• [REQUIREMENT]
Copy the lines below character for character, with nothing added, dropped, or changed.

• [STORED DATA]
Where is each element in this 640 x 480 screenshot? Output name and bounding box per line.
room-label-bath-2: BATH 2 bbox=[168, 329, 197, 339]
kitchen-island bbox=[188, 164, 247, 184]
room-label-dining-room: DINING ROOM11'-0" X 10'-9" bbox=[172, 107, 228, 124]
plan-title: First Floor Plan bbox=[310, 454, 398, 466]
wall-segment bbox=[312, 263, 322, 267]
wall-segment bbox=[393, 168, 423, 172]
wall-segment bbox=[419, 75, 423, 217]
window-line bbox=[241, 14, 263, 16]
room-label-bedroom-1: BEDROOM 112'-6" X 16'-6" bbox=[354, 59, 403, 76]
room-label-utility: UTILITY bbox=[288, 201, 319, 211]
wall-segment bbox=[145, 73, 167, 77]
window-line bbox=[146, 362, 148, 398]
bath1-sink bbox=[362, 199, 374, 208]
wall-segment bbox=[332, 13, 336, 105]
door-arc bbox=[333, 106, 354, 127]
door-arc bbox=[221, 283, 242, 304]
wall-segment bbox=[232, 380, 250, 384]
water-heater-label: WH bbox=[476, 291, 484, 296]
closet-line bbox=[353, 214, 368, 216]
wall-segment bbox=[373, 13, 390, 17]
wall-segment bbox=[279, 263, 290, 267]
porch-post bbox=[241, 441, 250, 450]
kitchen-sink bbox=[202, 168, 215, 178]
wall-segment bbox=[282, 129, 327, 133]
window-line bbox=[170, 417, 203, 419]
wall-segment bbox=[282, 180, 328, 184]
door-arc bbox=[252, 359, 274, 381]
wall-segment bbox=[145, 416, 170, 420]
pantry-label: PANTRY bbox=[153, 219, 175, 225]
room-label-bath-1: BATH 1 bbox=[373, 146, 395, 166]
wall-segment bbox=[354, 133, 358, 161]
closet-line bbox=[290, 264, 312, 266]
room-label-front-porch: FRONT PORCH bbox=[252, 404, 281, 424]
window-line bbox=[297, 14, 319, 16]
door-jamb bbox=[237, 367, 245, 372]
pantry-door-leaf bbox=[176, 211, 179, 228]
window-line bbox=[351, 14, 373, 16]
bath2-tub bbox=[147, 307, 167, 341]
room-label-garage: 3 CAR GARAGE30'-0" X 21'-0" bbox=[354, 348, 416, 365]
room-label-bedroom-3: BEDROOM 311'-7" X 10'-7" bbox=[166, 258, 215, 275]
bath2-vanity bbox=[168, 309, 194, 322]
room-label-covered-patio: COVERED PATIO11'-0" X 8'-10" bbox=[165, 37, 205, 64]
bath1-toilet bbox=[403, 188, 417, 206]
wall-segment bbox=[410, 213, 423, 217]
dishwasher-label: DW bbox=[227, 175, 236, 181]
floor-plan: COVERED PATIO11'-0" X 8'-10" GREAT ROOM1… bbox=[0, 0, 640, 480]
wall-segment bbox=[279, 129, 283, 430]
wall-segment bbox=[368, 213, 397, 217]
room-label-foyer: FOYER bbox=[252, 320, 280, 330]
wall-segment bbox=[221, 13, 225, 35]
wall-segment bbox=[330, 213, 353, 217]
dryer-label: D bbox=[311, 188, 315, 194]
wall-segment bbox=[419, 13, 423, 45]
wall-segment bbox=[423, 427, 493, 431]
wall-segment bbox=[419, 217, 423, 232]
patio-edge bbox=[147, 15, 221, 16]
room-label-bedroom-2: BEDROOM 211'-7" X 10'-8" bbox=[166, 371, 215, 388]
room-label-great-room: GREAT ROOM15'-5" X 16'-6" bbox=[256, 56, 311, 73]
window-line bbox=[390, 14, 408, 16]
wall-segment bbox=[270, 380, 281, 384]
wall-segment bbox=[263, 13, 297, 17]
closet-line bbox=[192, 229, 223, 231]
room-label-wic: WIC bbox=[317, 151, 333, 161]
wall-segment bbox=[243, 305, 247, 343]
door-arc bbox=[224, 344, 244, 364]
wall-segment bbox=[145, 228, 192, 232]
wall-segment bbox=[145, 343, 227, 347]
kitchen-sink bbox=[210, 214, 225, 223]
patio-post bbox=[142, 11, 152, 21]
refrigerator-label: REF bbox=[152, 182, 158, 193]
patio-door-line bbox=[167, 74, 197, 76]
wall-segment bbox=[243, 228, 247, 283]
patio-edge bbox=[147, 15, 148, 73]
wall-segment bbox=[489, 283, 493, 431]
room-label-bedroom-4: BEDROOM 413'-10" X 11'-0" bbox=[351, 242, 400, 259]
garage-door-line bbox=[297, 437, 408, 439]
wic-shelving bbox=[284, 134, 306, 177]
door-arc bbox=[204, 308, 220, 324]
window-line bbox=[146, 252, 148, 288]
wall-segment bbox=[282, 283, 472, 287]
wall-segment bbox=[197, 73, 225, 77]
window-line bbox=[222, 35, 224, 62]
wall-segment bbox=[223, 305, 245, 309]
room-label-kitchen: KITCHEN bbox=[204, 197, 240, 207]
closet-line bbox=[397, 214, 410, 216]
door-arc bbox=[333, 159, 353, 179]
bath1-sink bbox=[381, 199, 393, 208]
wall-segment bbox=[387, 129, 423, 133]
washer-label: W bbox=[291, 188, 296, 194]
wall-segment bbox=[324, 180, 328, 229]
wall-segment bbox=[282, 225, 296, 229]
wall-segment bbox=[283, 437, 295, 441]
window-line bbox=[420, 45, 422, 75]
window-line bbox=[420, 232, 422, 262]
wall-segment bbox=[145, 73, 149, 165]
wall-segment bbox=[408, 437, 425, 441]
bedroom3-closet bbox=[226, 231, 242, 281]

• [EXERCISE OUTPUT]
Where is each element in this 640 x 480 screenshot? Output name and bounding box per line.
room-label-bath-2: BATH 2 bbox=[168, 329, 197, 339]
kitchen-island bbox=[188, 164, 247, 184]
room-label-dining-room: DINING ROOM11'-0" X 10'-9" bbox=[172, 107, 228, 124]
plan-title: First Floor Plan bbox=[310, 454, 398, 466]
wall-segment bbox=[312, 263, 322, 267]
wall-segment bbox=[393, 168, 423, 172]
wall-segment bbox=[419, 75, 423, 217]
window-line bbox=[241, 14, 263, 16]
room-label-bedroom-1: BEDROOM 112'-6" X 16'-6" bbox=[354, 59, 403, 76]
room-label-utility: UTILITY bbox=[288, 201, 319, 211]
wall-segment bbox=[145, 73, 167, 77]
window-line bbox=[146, 362, 148, 398]
bath1-sink bbox=[362, 199, 374, 208]
wall-segment bbox=[332, 13, 336, 105]
door-arc bbox=[333, 106, 354, 127]
door-arc bbox=[221, 283, 242, 304]
wall-segment bbox=[232, 380, 250, 384]
water-heater-label: WH bbox=[476, 291, 484, 296]
closet-line bbox=[353, 214, 368, 216]
wall-segment bbox=[373, 13, 390, 17]
wall-segment bbox=[279, 263, 290, 267]
porch-post bbox=[241, 441, 250, 450]
kitchen-sink bbox=[202, 168, 215, 178]
wall-segment bbox=[282, 129, 327, 133]
window-line bbox=[170, 417, 203, 419]
wall-segment bbox=[282, 180, 328, 184]
door-arc bbox=[252, 359, 274, 381]
wall-segment bbox=[145, 416, 170, 420]
pantry-label: PANTRY bbox=[153, 219, 175, 225]
room-label-bath-1: BATH 1 bbox=[373, 146, 395, 166]
wall-segment bbox=[354, 133, 358, 161]
closet-line bbox=[290, 264, 312, 266]
room-label-front-porch: FRONT PORCH bbox=[252, 404, 281, 424]
window-line bbox=[297, 14, 319, 16]
door-jamb bbox=[237, 367, 245, 372]
pantry-door-leaf bbox=[176, 211, 179, 228]
window-line bbox=[351, 14, 373, 16]
bath2-tub bbox=[147, 307, 167, 341]
room-label-garage: 3 CAR GARAGE30'-0" X 21'-0" bbox=[354, 348, 416, 365]
room-label-bedroom-3: BEDROOM 311'-7" X 10'-7" bbox=[166, 258, 215, 275]
bath2-vanity bbox=[168, 309, 194, 322]
room-label-covered-patio: COVERED PATIO11'-0" X 8'-10" bbox=[165, 37, 205, 64]
bath1-toilet bbox=[403, 188, 417, 206]
wall-segment bbox=[410, 213, 423, 217]
dishwasher-label: DW bbox=[227, 175, 236, 181]
floor-plan: COVERED PATIO11'-0" X 8'-10" GREAT ROOM1… bbox=[0, 0, 640, 480]
wall-segment bbox=[279, 129, 283, 430]
wall-segment bbox=[368, 213, 397, 217]
room-label-foyer: FOYER bbox=[252, 320, 280, 330]
wall-segment bbox=[221, 13, 225, 35]
wall-segment bbox=[330, 213, 353, 217]
dryer-label: D bbox=[311, 188, 315, 194]
wall-segment bbox=[419, 13, 423, 45]
wall-segment bbox=[423, 427, 493, 431]
wall-segment bbox=[419, 217, 423, 232]
patio-edge bbox=[147, 15, 221, 16]
room-label-bedroom-2: BEDROOM 211'-7" X 10'-8" bbox=[166, 371, 215, 388]
room-label-great-room: GREAT ROOM15'-5" X 16'-6" bbox=[256, 56, 311, 73]
window-line bbox=[390, 14, 408, 16]
wall-segment bbox=[270, 380, 281, 384]
wall-segment bbox=[263, 13, 297, 17]
closet-line bbox=[192, 229, 223, 231]
room-label-wic: WIC bbox=[317, 151, 333, 161]
wall-segment bbox=[243, 305, 247, 343]
door-arc bbox=[224, 344, 244, 364]
wall-segment bbox=[145, 228, 192, 232]
wall-segment bbox=[145, 343, 227, 347]
kitchen-sink bbox=[210, 214, 225, 223]
patio-post bbox=[142, 11, 152, 21]
refrigerator-label: REF bbox=[152, 182, 158, 193]
patio-door-line bbox=[167, 74, 197, 76]
wall-segment bbox=[243, 228, 247, 283]
patio-edge bbox=[147, 15, 148, 73]
wall-segment bbox=[489, 283, 493, 431]
room-label-bedroom-4: BEDROOM 413'-10" X 11'-0" bbox=[351, 242, 400, 259]
garage-door-line bbox=[297, 437, 408, 439]
wic-shelving bbox=[284, 134, 306, 177]
door-arc bbox=[204, 308, 220, 324]
window-line bbox=[146, 252, 148, 288]
wall-segment bbox=[282, 283, 472, 287]
wall-segment bbox=[197, 73, 225, 77]
window-line bbox=[222, 35, 224, 62]
wall-segment bbox=[223, 305, 245, 309]
room-label-kitchen: KITCHEN bbox=[204, 197, 240, 207]
closet-line bbox=[397, 214, 410, 216]
door-arc bbox=[333, 159, 353, 179]
bath1-sink bbox=[381, 199, 393, 208]
wall-segment bbox=[387, 129, 423, 133]
washer-label: W bbox=[291, 188, 296, 194]
wall-segment bbox=[324, 180, 328, 229]
wall-segment bbox=[282, 225, 296, 229]
wall-segment bbox=[283, 437, 295, 441]
window-line bbox=[420, 45, 422, 75]
window-line bbox=[420, 232, 422, 262]
wall-segment bbox=[145, 73, 149, 165]
wall-segment bbox=[408, 437, 425, 441]
bedroom3-closet bbox=[226, 231, 242, 281]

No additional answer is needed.